> _Records supplied_
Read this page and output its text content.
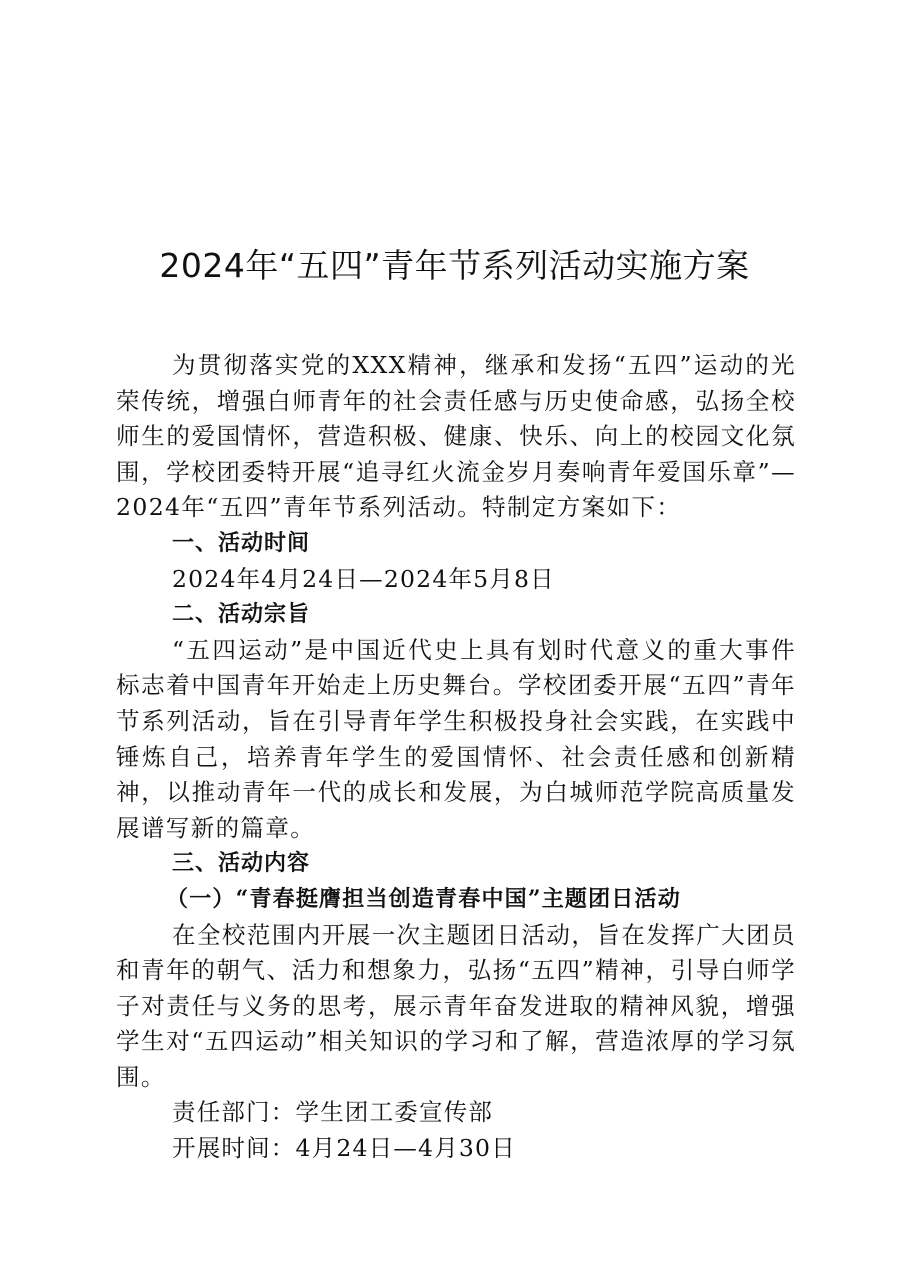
2024年“五四”青年节系列活动实施方案

为贯彻落实党的XXX精神，继承和发扬“五四”运动的光荣传统，增强白师青年的社会责任感与历史使命感，弘扬全校师生的爱国情怀，营造积极、健康、快乐、向上的校园文化氛围，学校团委特开展“追寻红火流金岁月奏响青年爱国乐章”—2024年“五四”青年节系列活动。特制定方案如下：

一、活动时间

2024年4月24日—2024年5月8日

二、活动宗旨

“五四运动”是中国近代史上具有划时代意义的重大事件标志着中国青年开始走上历史舞台。学校团委开展“五四”青年节系列活动，旨在引导青年学生积极投身社会实践，在实践中锤炼自己，培养青年学生的爱国情怀、社会责任感和创新精神，以推动青年一代的成长和发展，为白城师范学院高质量发展谱写新的篇章。

三、活动内容

（一）“青春挺膺担当创造青春中国”主题团日活动

在全校范围内开展一次主题团日活动，旨在发挥广大团员和青年的朝气、活力和想象力，弘扬“五四”精神，引导白师学子对责任与义务的思考，展示青年奋发进取的精神风貌，增强学生对“五四运动”相关知识的学习和了解，营造浓厚的学习氛围。

责任部门：学生团工委宣传部

开展时间：4月24日—4月30日
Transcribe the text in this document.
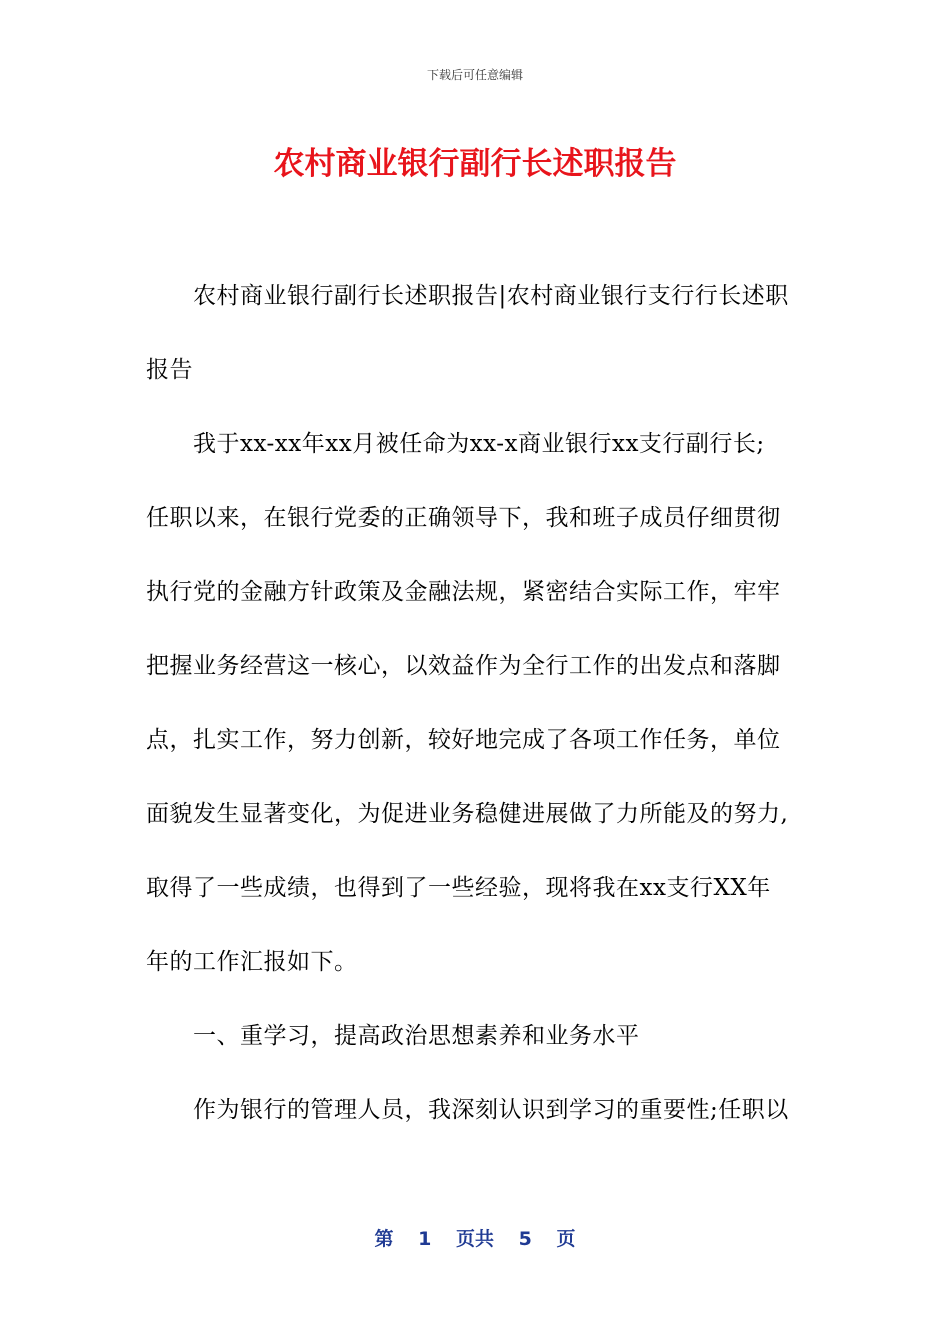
下载后可任意编辑
农村商业银行副行长述职报告
农村商业银行副行长述职报告|农村商业银行支行行长述职
报告
我于xx-xx年xx月被任命为xx-x商业银行xx支行副行长;
任职以来，在银行党委的正确领导下，我和班子成员仔细贯彻
执行党的金融方针政策及金融法规，紧密结合实际工作，牢牢
把握业务经营这一核心，以效益作为全行工作的出发点和落脚
点，扎实工作，努力创新，较好地完成了各项工作任务，单位
面貌发生显著变化，为促进业务稳健进展做了力所能及的努力,
取得了一些成绩，也得到了一些经验，现将我在xx支行XX年
年的工作汇报如下。
一、重学习，提高政治思想素养和业务水平
作为银行的管理人员，我深刻认识到学习的重要性;任职以
第 1 页共 5 页
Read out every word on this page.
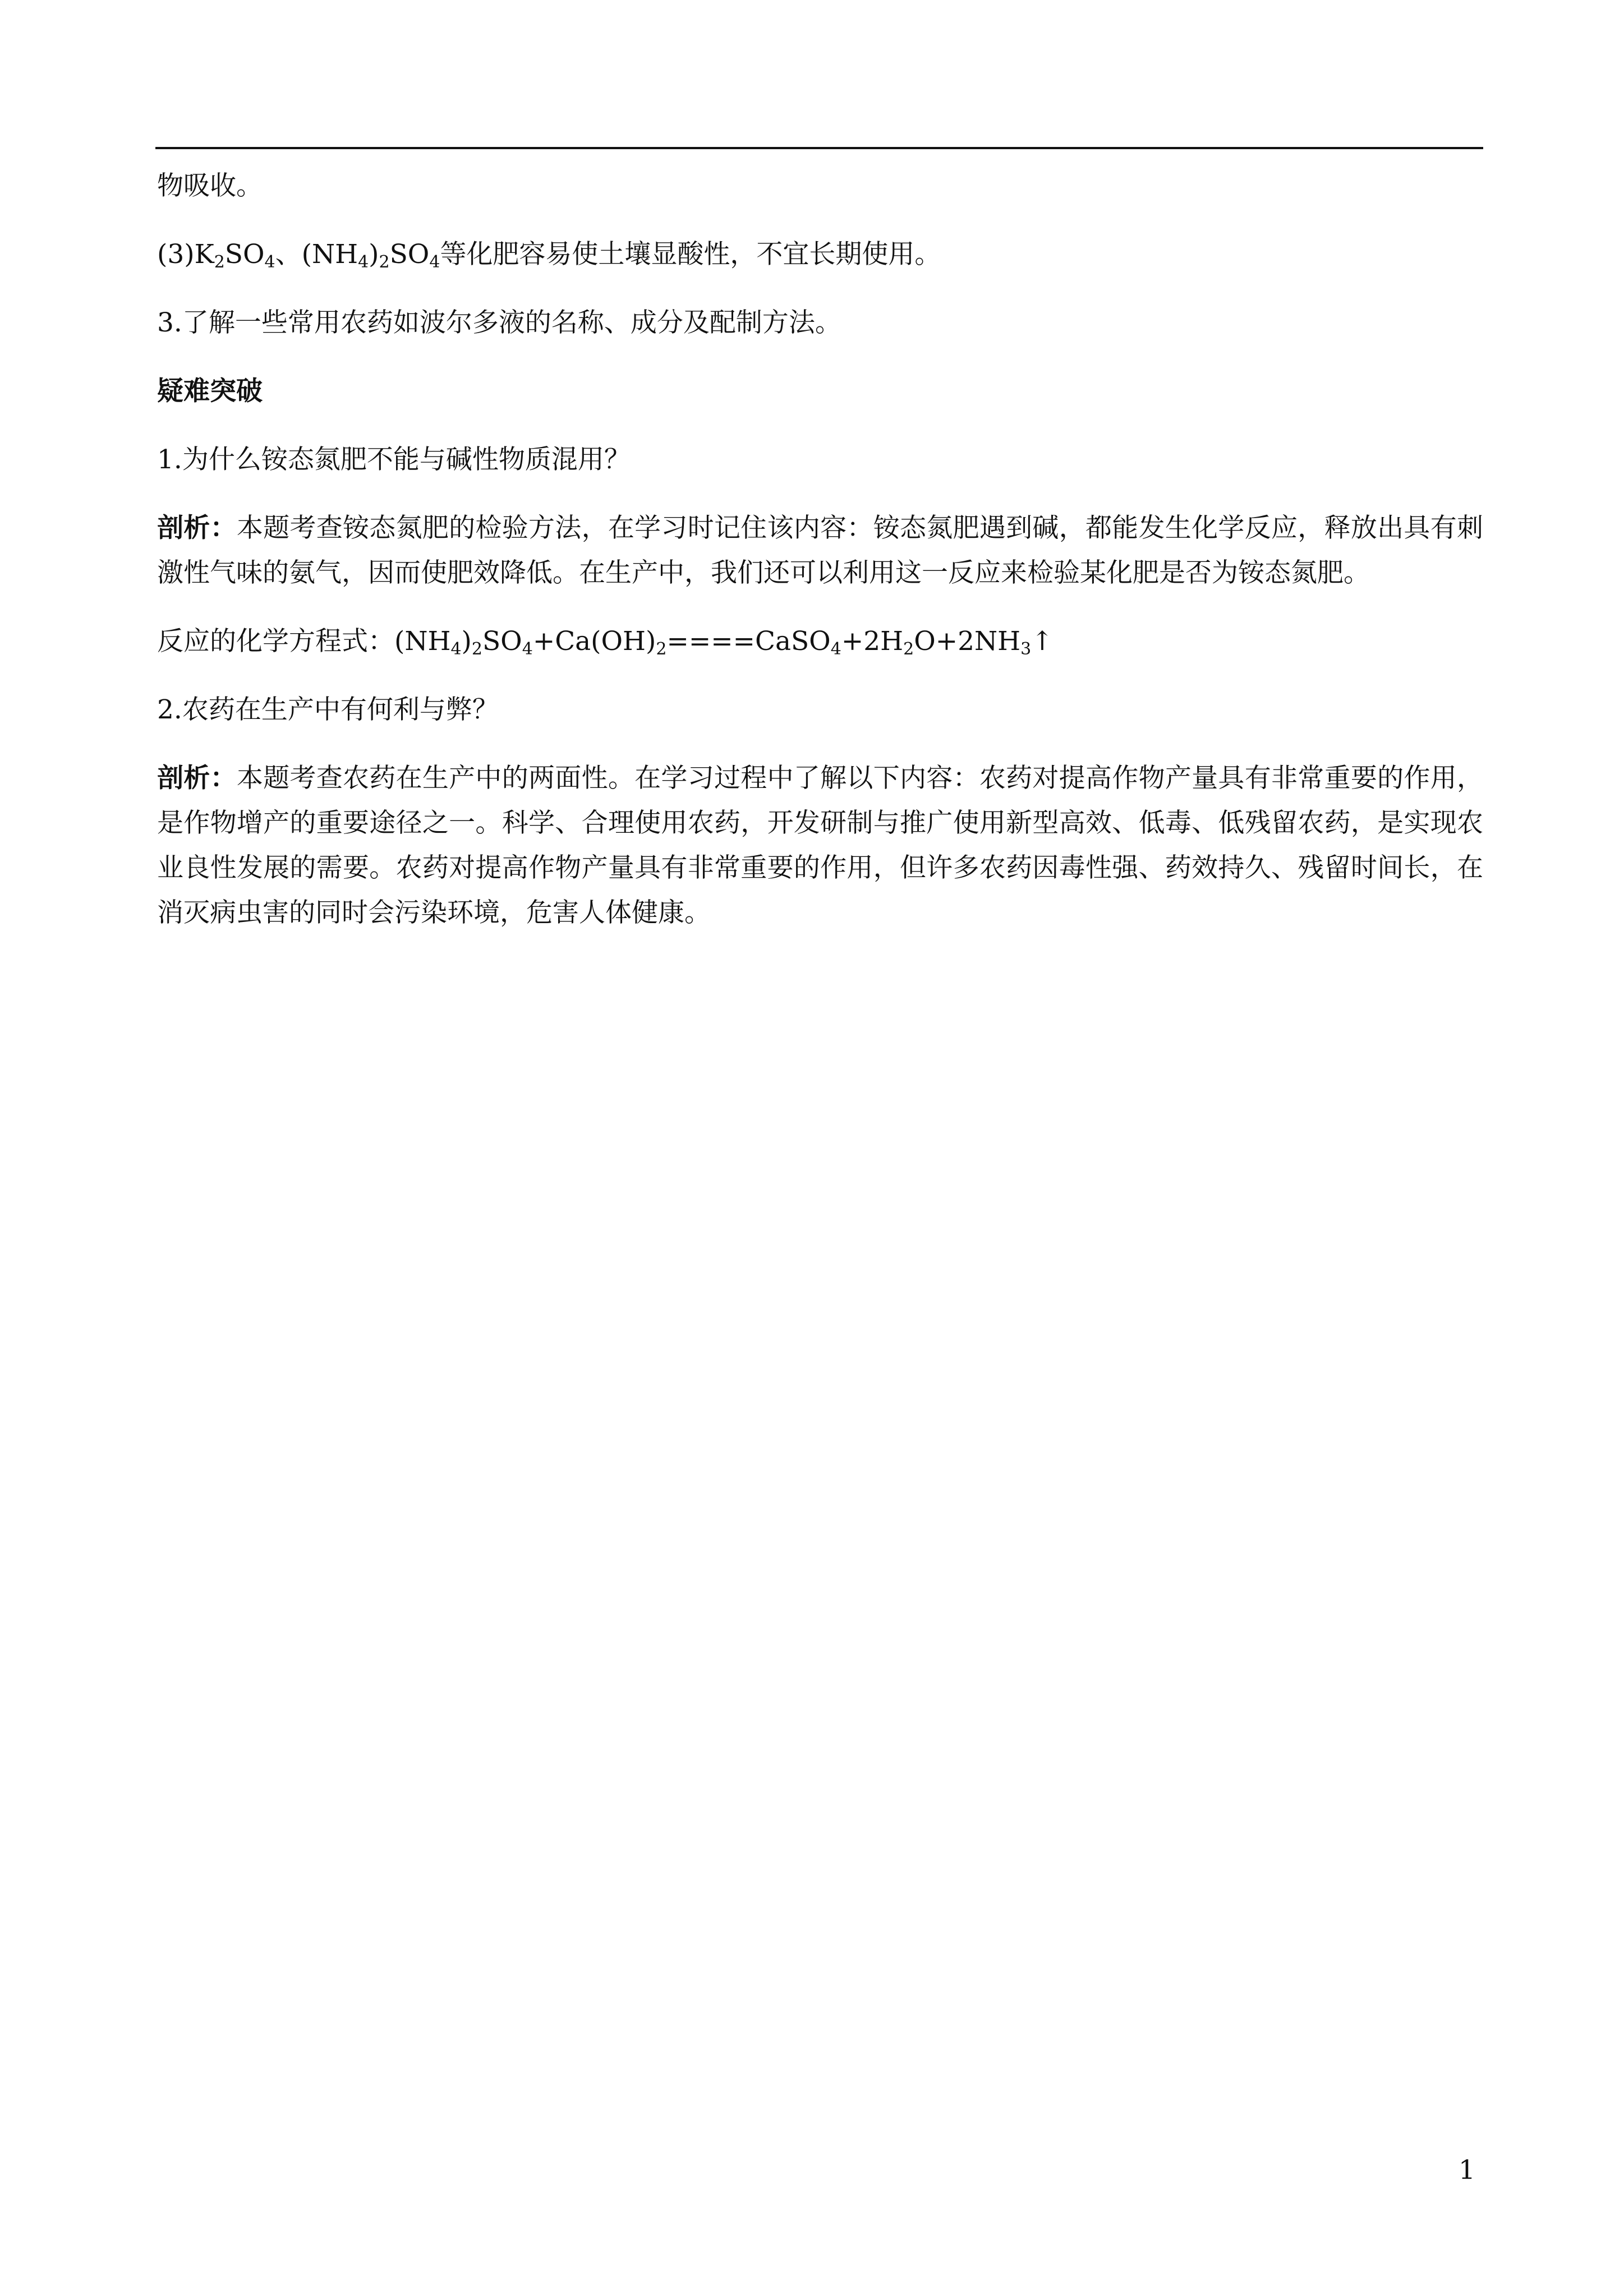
物吸收。

$(3)K_2SO_4$、$(NH_4)_2SO_4$等化肥容易使土壤显酸性，不宜长期使用。

3.了解一些常用农药如波尔多液的名称、成分及配制方法。

疑难突破

1.为什么铵态氮肥不能与碱性物质混用？

剖析：本题考查铵态氮肥的检验方法，在学习时记住该内容：铵态氮肥遇到碱，都能发生化学反应，释放出具有刺激性气味的氨气，因而使肥效降低。在生产中，我们还可以利用这一反应来检验某化肥是否为铵态氮肥。

反应的化学方程式：$(NH_4)_2SO_4+Ca(OH)_2====CaSO_4+2H_2O+2NH_3↑$

2.农药在生产中有何利与弊？

剖析：本题考查农药在生产中的两面性。在学习过程中了解以下内容：农药对提高作物产量具有非常重要的作用，是作物增产的重要途径之一。科学、合理使用农药，开发研制与推广使用新型高效、低毒、低残留农药，是实现农业良性发展的需要。农药对提高作物产量具有非常重要的作用，但许多农药因毒性强、药效持久、残留时间长，在消灭病虫害的同时会污染环境，危害人体健康。

1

> _Task to carry out_
Omit any images, then output the listing exactly.

> _The reply_
Read this page and output its text content.
2024年“五四”青年节系列活动实施方案

为贯彻落实党的XXX精神，继承和发扬“五四”运动的光荣传统，增强白师青年的社会责任感与历史使命感，弘扬全校师生的爱国情怀，营造积极、健康、快乐、向上的校园文化氛围，学校团委特开展“追寻红火流金岁月奏响青年爱国乐章”—2024年“五四”青年节系列活动。特制定方案如下：

一、活动时间

2024年4月24日—2024年5月8日

二、活动宗旨

“五四运动”是中国近代史上具有划时代意义的重大事件标志着中国青年开始走上历史舞台。学校团委开展“五四”青年节系列活动，旨在引导青年学生积极投身社会实践，在实践中锤炼自己，培养青年学生的爱国情怀、社会责任感和创新精神，以推动青年一代的成长和发展，为白城师范学院高质量发展谱写新的篇章。

三、活动内容

（一）“青春挺膺担当创造青春中国”主题团日活动

在全校范围内开展一次主题团日活动，旨在发挥广大团员和青年的朝气、活力和想象力，弘扬“五四”精神，引导白师学子对责任与义务的思考，展示青年奋发进取的精神风貌，增强学生对“五四运动”相关知识的学习和了解，营造浓厚的学习氛围。

责任部门：学生团工委宣传部

开展时间：4月24日—4月30日
Transcribe the text in this document.
下载后可任意编辑
农村商业银行副行长述职报告
农村商业银行副行长述职报告|农村商业银行支行行长述职
报告
我于xx-xx年xx月被任命为xx-x商业银行xx支行副行长;
任职以来，在银行党委的正确领导下，我和班子成员仔细贯彻
执行党的金融方针政策及金融法规，紧密结合实际工作，牢牢
把握业务经营这一核心，以效益作为全行工作的出发点和落脚
点，扎实工作，努力创新，较好地完成了各项工作任务，单位
面貌发生显著变化，为促进业务稳健进展做了力所能及的努力,
取得了一些成绩，也得到了一些经验，现将我在xx支行XX年
年的工作汇报如下。
一、重学习，提高政治思想素养和业务水平
作为银行的管理人员，我深刻认识到学习的重要性;任职以
第 1 页共 5 页
Read out every word on this page.
物吸收。

$(3)K_2SO_4$、$(NH_4)_2SO_4$等化肥容易使土壤显酸性，不宜长期使用。

3.了解一些常用农药如波尔多液的名称、成分及配制方法。

疑难突破

1.为什么铵态氮肥不能与碱性物质混用？

剖析：本题考查铵态氮肥的检验方法，在学习时记住该内容：铵态氮肥遇到碱，都能发生化学反应，释放出具有刺激性气味的氨气，因而使肥效降低。在生产中，我们还可以利用这一反应来检验某化肥是否为铵态氮肥。

反应的化学方程式：$(NH_4)_2SO_4+Ca(OH)_2====CaSO_4+2H_2O+2NH_3↑$

2.农药在生产中有何利与弊？

剖析：本题考查农药在生产中的两面性。在学习过程中了解以下内容：农药对提高作物产量具有非常重要的作用，是作物增产的重要途径之一。科学、合理使用农药，开发研制与推广使用新型高效、低毒、低残留农药，是实现农业良性发展的需要。农药对提高作物产量具有非常重要的作用，但许多农药因毒性强、药效持久、残留时间长，在消灭病虫害的同时会污染环境，危害人体健康。

1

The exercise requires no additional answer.